**EXERCISE MATERIALS:**
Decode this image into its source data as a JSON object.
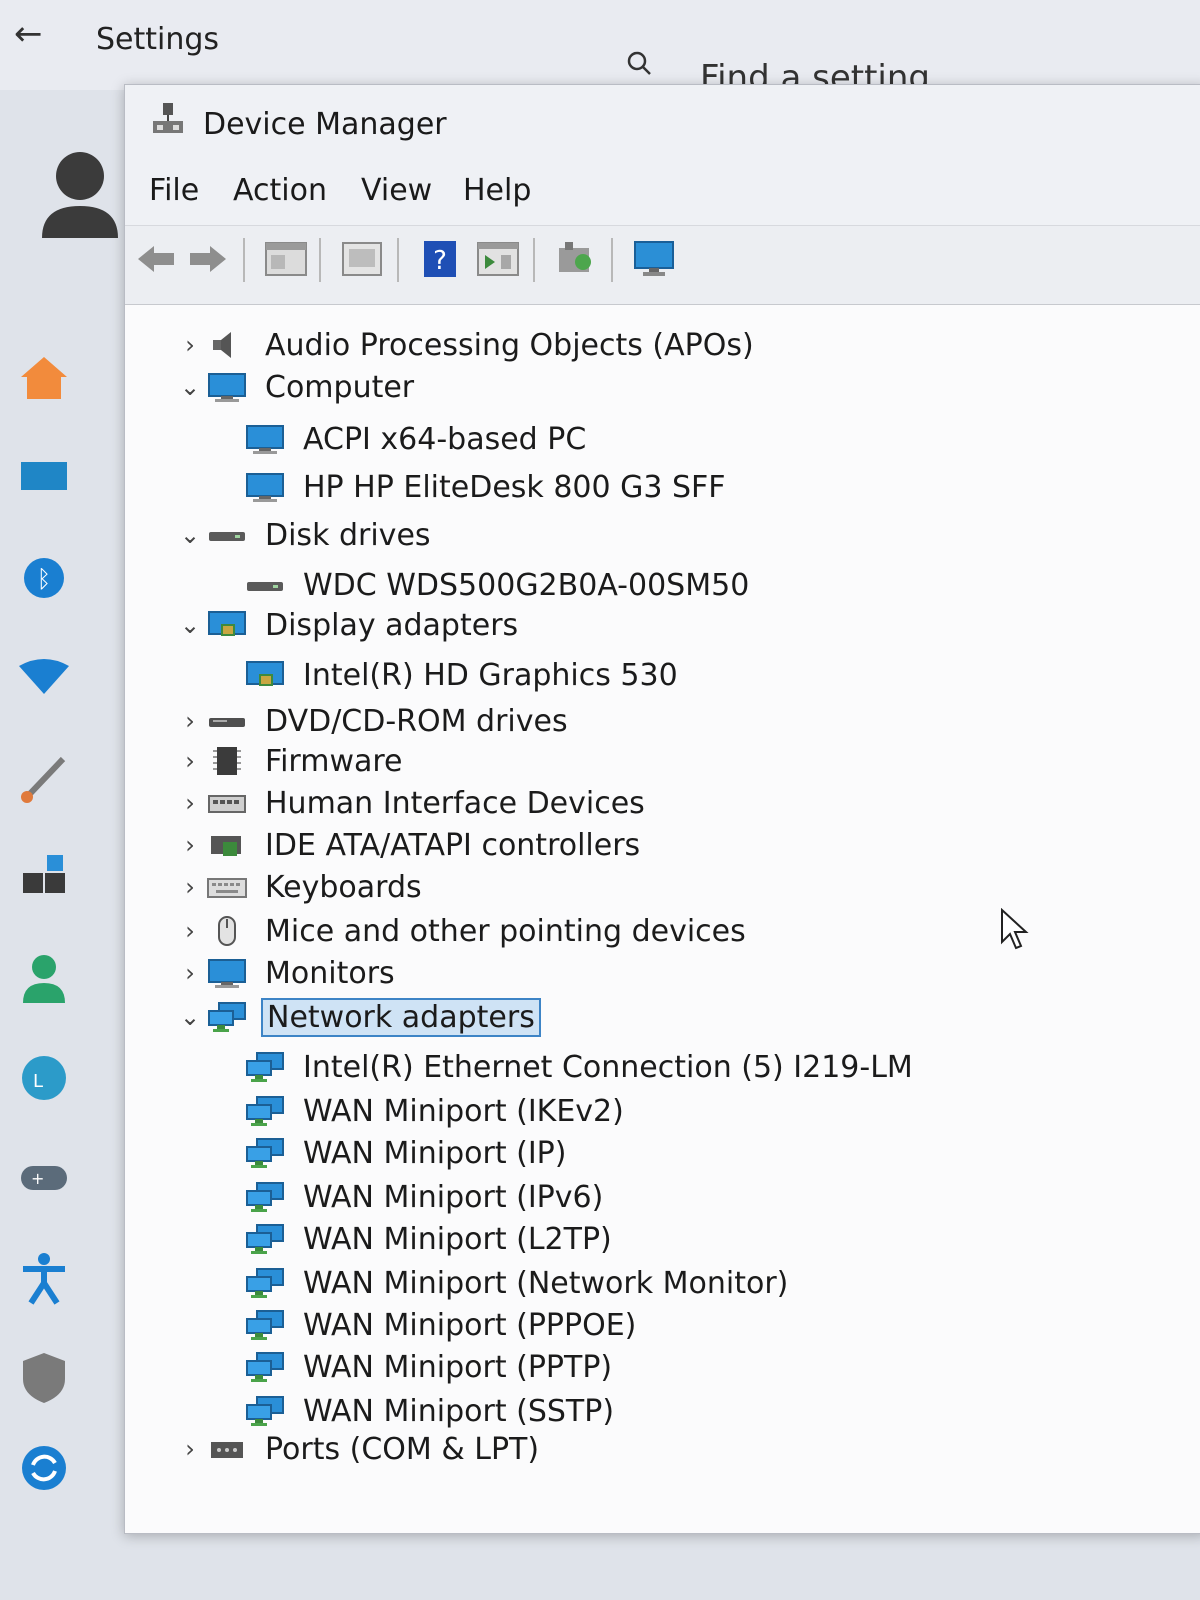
{
  "settings": {
    "title": "Settings",
    "search_placeholder": "Find a setting",
    "nav_icons": [
      "home-icon",
      "system-icon",
      "bluetooth-icon",
      "network-icon",
      "personalization-icon",
      "apps-icon",
      "accounts-icon",
      "time-language-icon",
      "gaming-icon",
      "accessibility-icon",
      "privacy-icon",
      "update-icon"
    ]
  },
  "device_manager": {
    "title": "Device Manager",
    "menu": [
      "File",
      "Action",
      "View",
      "Help"
    ],
    "toolbar": [
      "back",
      "forward",
      "properties",
      "update-driver",
      "help",
      "show-hidden",
      "scan-hardware",
      "display-monitor"
    ],
    "tree": [
      {
        "label": "Audio Processing Objects (APOs)",
        "level": 1,
        "expanded": false,
        "icon": "audio-icon"
      },
      {
        "label": "Computer",
        "level": 1,
        "expanded": true,
        "icon": "computer-icon"
      },
      {
        "label": "ACPI x64-based PC",
        "level": 2,
        "icon": "computer-icon"
      },
      {
        "label": "HP HP EliteDesk 800 G3 SFF",
        "level": 2,
        "icon": "computer-icon"
      },
      {
        "label": "Disk drives",
        "level": 1,
        "expanded": true,
        "icon": "disk-icon"
      },
      {
        "label": "WDC  WDS500G2B0A-00SM50",
        "level": 2,
        "icon": "disk-icon"
      },
      {
        "label": "Display adapters",
        "level": 1,
        "expanded": true,
        "icon": "display-adapter-icon"
      },
      {
        "label": "Intel(R) HD Graphics 530",
        "level": 2,
        "icon": "display-adapter-icon"
      },
      {
        "label": "DVD/CD-ROM drives",
        "level": 1,
        "expanded": false,
        "icon": "dvd-icon"
      },
      {
        "label": "Firmware",
        "level": 1,
        "expanded": false,
        "icon": "firmware-icon"
      },
      {
        "label": "Human Interface Devices",
        "level": 1,
        "expanded": false,
        "icon": "hid-icon"
      },
      {
        "label": "IDE ATA/ATAPI controllers",
        "level": 1,
        "expanded": false,
        "icon": "ide-icon"
      },
      {
        "label": "Keyboards",
        "level": 1,
        "expanded": false,
        "icon": "keyboard-icon"
      },
      {
        "label": "Mice and other pointing devices",
        "level": 1,
        "expanded": false,
        "icon": "mouse-icon"
      },
      {
        "label": "Monitors",
        "level": 1,
        "expanded": false,
        "icon": "monitor-icon"
      },
      {
        "label": "Network adapters",
        "level": 1,
        "expanded": true,
        "selected": true,
        "icon": "network-icon"
      },
      {
        "label": "Intel(R) Ethernet Connection (5) I219-LM",
        "level": 2,
        "icon": "network-icon"
      },
      {
        "label": "WAN Miniport (IKEv2)",
        "level": 2,
        "icon": "network-icon"
      },
      {
        "label": "WAN Miniport (IP)",
        "level": 2,
        "icon": "network-icon"
      },
      {
        "label": "WAN Miniport (IPv6)",
        "level": 2,
        "icon": "network-icon"
      },
      {
        "label": "WAN Miniport (L2TP)",
        "level": 2,
        "icon": "network-icon"
      },
      {
        "label": "WAN Miniport (Network Monitor)",
        "level": 2,
        "icon": "network-icon"
      },
      {
        "label": "WAN Miniport (PPPOE)",
        "level": 2,
        "icon": "network-icon"
      },
      {
        "label": "WAN Miniport (PPTP)",
        "level": 2,
        "icon": "network-icon"
      },
      {
        "label": "WAN Miniport (SSTP)",
        "level": 2,
        "icon": "network-icon"
      },
      {
        "label": "Ports (COM & LPT)",
        "level": 1,
        "expanded": false,
        "icon": "ports-icon"
      }
    ]
  }
}
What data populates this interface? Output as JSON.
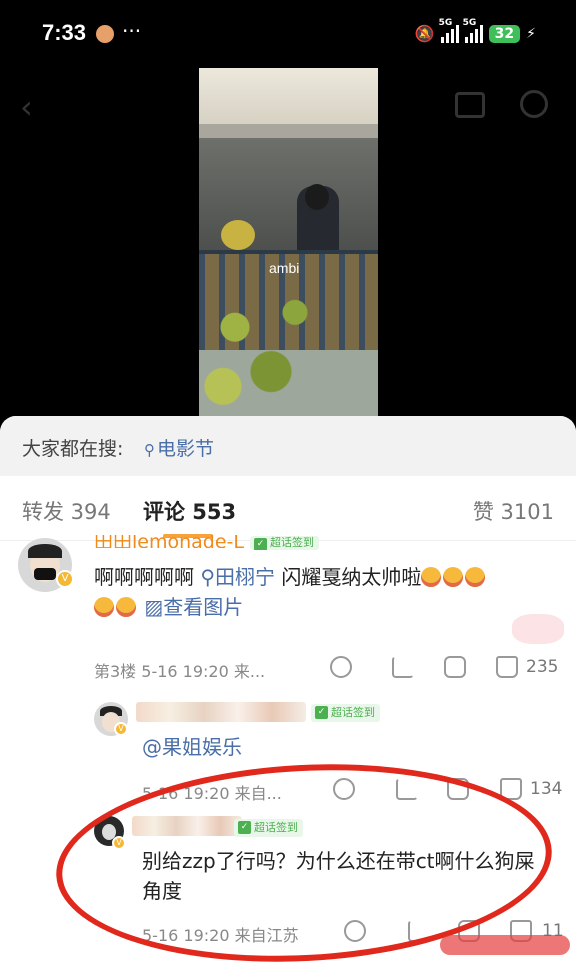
{
  "status_bar": {
    "time": "7:33",
    "dots": "···",
    "signal_1": "5G",
    "signal_2": "5G",
    "battery": "32"
  },
  "video": {
    "watermark": "ambi"
  },
  "hot_search": {
    "label": "大家都在搜:",
    "term": "电影节"
  },
  "tabs": {
    "repost": "转发 394",
    "comments": "评论 553",
    "likes": "赞 3101"
  },
  "comment_1": {
    "username": "田田lemonade-L",
    "badge": "超话签到",
    "text_prefix": "啊啊啊啊啊",
    "mention": "田栩宁",
    "text_suffix": " 闪耀戛纳太帅啦",
    "image_link": "查看图片",
    "meta": "第3楼  5-16 19:20  来...",
    "likes": "235"
  },
  "reply_1": {
    "badge": "超话签到",
    "text": "@果姐娱乐",
    "meta": "5-16 19:20  来自...",
    "likes": "134"
  },
  "reply_2": {
    "badge": "超话签到",
    "text": "别给zzp了行吗？为什么还在带ct啊什么狗屎角度",
    "meta": "5-16 19:20  来自江苏",
    "likes": "11"
  },
  "colors": {
    "accent": "#f7a33a",
    "link": "#4a6ea8",
    "annotation_red": "#e0281c",
    "badge_green": "#4caf50"
  }
}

**STATED TASK:**
Find how many lines in the listing contain the word "JSON" and give that count alone.

**CORRECT RESULT:**
2